TASK DIRECTIONS
Extract the entries in their exact form.
+ + + +
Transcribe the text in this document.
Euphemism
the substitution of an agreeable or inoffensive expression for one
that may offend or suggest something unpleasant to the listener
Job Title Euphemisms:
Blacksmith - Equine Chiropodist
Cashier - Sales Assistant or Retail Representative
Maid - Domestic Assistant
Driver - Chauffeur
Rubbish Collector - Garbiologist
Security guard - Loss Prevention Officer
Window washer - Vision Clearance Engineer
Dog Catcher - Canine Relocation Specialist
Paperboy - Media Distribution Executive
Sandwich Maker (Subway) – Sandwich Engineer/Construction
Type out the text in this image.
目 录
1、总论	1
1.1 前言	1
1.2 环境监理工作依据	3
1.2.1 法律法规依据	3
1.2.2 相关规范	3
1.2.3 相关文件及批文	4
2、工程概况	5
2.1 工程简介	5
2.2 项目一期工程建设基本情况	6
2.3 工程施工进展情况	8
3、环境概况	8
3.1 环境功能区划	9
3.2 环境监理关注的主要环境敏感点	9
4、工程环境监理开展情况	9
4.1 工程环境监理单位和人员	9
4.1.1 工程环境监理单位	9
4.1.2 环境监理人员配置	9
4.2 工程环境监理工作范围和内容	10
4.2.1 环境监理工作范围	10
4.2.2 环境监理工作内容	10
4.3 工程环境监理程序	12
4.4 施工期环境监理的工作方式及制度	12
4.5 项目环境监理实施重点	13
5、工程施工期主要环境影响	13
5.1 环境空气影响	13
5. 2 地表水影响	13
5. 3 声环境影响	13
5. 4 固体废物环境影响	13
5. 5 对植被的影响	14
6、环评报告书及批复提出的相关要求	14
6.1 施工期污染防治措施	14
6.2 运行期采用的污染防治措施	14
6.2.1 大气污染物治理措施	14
+ + + +
TASK RESPONSE
Transcribe the text in this document.
Euphemism
the substitution of an agreeable or inoffensive expression for one
that may offend or suggest something unpleasant to the listener
Job Title Euphemisms:
Blacksmith - Equine Chiropodist
Cashier - Sales Assistant or Retail Representative
Maid - Domestic Assistant
Driver - Chauffeur
Rubbish Collector - Garbiologist
Security guard - Loss Prevention Officer
Window washer - Vision Clearance Engineer
Dog Catcher - Canine Relocation Specialist
Paperboy - Media Distribution Executive
Sandwich Maker (Subway) – Sandwich Engineer/Construction
Type out the text in this image.
目 录
1、总论	1
1.1 前言	1
1.2 环境监理工作依据	3
1.2.1 法律法规依据	3
1.2.2 相关规范	3
1.2.3 相关文件及批文	4
2、工程概况	5
2.1 工程简介	5
2.2 项目一期工程建设基本情况	6
2.3 工程施工进展情况	8
3、环境概况	8
3.1 环境功能区划	9
3.2 环境监理关注的主要环境敏感点	9
4、工程环境监理开展情况	9
4.1 工程环境监理单位和人员	9
4.1.1 工程环境监理单位	9
4.1.2 环境监理人员配置	9
4.2 工程环境监理工作范围和内容	10
4.2.1 环境监理工作范围	10
4.2.2 环境监理工作内容	10
4.3 工程环境监理程序	12
4.4 施工期环境监理的工作方式及制度	12
4.5 项目环境监理实施重点	13
5、工程施工期主要环境影响	13
5.1 环境空气影响	13
5. 2 地表水影响	13
5. 3 声环境影响	13
5. 4 固体废物环境影响	13
5. 5 对植被的影响	14
6、环评报告书及批复提出的相关要求	14
6.1 施工期污染防治措施	14
6.2 运行期采用的污染防治措施	14
6.2.1 大气污染物治理措施	14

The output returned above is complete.